| Description of the task |
Find all lines in the listing that include the word "Shopify", then copy them.

----

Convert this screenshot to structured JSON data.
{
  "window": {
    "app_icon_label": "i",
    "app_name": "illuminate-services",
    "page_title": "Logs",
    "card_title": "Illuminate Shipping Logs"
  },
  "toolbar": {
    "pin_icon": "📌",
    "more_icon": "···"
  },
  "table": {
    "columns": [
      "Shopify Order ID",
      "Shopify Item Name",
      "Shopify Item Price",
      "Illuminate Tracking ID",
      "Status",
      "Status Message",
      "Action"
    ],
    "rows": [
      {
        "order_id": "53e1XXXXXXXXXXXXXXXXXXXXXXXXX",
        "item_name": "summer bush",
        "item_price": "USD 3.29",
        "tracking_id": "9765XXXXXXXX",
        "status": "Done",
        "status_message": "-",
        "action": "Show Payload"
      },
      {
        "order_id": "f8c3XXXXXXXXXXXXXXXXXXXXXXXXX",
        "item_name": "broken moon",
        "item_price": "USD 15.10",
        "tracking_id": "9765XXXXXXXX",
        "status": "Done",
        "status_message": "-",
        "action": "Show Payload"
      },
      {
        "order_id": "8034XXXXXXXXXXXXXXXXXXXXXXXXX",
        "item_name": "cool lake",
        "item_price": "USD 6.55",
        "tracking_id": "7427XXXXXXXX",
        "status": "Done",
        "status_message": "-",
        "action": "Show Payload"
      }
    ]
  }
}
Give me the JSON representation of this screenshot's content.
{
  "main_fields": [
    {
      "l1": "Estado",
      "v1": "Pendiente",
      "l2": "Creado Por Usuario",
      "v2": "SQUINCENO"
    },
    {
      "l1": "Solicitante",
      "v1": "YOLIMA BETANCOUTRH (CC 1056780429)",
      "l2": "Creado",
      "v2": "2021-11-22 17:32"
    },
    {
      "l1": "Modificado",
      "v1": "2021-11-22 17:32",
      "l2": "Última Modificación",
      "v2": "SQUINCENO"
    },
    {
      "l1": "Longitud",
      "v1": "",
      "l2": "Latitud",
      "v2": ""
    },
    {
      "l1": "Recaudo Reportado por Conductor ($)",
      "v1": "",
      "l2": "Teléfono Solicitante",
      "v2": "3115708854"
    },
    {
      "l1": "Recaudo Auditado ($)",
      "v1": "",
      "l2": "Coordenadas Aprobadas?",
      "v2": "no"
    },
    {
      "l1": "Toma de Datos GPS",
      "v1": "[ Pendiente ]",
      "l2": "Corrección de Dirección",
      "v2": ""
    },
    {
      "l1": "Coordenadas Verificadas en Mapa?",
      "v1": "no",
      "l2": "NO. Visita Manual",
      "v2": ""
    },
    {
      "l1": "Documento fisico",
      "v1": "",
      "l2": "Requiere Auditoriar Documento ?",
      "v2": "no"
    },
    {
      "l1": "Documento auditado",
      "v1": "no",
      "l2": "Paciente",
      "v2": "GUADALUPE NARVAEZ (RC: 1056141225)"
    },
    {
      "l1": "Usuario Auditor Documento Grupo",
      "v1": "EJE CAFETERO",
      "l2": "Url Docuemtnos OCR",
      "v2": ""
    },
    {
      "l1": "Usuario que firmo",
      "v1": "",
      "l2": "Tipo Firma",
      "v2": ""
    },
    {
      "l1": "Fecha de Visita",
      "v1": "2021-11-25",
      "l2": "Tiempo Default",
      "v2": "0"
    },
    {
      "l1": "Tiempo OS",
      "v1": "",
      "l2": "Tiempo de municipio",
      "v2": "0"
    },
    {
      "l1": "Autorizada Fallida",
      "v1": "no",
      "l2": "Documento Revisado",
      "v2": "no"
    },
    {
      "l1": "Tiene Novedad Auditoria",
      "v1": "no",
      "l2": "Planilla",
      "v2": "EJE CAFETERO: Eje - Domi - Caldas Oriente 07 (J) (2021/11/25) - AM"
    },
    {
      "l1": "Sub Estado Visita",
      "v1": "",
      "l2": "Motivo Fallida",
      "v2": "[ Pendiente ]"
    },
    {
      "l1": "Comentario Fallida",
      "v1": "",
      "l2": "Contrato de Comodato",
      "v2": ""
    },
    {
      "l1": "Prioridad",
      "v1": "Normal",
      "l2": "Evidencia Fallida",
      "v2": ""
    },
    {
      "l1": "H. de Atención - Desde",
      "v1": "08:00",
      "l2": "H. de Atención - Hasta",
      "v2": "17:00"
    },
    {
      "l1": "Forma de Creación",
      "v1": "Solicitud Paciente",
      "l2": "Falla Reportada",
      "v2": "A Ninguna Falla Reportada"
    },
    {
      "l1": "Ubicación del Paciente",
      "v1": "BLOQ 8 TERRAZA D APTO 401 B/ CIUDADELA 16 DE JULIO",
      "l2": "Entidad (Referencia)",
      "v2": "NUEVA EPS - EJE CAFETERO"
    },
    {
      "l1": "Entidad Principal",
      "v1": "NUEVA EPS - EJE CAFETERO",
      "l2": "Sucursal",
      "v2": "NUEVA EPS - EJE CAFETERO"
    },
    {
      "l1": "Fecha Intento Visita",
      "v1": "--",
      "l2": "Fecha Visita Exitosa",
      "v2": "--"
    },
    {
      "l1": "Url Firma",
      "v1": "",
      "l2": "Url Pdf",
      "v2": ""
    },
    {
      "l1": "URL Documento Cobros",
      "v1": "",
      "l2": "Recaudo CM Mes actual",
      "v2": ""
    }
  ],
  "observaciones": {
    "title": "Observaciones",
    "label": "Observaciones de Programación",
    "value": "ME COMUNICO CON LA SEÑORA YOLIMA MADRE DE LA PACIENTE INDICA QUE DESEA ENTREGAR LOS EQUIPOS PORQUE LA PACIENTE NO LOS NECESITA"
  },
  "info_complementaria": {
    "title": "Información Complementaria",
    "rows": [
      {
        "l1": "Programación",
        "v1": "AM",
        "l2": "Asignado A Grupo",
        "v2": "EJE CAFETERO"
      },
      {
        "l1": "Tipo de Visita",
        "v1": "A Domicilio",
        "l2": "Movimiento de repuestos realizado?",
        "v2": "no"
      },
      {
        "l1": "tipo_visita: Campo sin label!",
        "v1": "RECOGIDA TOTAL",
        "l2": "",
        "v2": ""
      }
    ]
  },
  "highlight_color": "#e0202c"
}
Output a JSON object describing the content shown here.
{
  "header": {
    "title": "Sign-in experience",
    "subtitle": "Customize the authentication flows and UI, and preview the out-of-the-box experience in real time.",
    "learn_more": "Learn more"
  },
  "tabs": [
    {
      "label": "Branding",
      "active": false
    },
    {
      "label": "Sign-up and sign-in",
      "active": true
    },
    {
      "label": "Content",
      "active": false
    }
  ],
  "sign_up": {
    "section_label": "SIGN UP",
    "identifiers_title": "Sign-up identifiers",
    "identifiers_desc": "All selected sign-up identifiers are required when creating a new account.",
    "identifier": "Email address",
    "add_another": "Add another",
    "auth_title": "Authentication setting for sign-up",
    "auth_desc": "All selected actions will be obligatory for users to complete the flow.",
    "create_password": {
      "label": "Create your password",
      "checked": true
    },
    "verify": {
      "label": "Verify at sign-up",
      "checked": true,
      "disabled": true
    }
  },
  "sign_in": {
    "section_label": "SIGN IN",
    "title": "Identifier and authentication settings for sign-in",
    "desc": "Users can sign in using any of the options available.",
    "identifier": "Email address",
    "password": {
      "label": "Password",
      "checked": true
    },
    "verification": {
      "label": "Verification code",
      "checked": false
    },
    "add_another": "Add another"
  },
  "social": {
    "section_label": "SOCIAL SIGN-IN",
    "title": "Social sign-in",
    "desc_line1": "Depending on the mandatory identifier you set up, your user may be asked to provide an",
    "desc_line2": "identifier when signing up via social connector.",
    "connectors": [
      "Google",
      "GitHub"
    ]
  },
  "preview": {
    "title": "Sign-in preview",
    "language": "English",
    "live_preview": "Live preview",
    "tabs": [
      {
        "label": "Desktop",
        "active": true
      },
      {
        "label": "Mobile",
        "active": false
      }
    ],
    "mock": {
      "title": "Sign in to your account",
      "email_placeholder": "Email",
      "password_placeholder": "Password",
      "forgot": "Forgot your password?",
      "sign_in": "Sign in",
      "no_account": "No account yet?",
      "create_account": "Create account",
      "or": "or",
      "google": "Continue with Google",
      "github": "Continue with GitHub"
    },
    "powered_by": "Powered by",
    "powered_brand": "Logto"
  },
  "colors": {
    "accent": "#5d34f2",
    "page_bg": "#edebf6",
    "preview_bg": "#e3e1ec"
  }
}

----

| The completed task |
      "Shopify Order ID",
      "Shopify Item Name",
      "Shopify Item Price",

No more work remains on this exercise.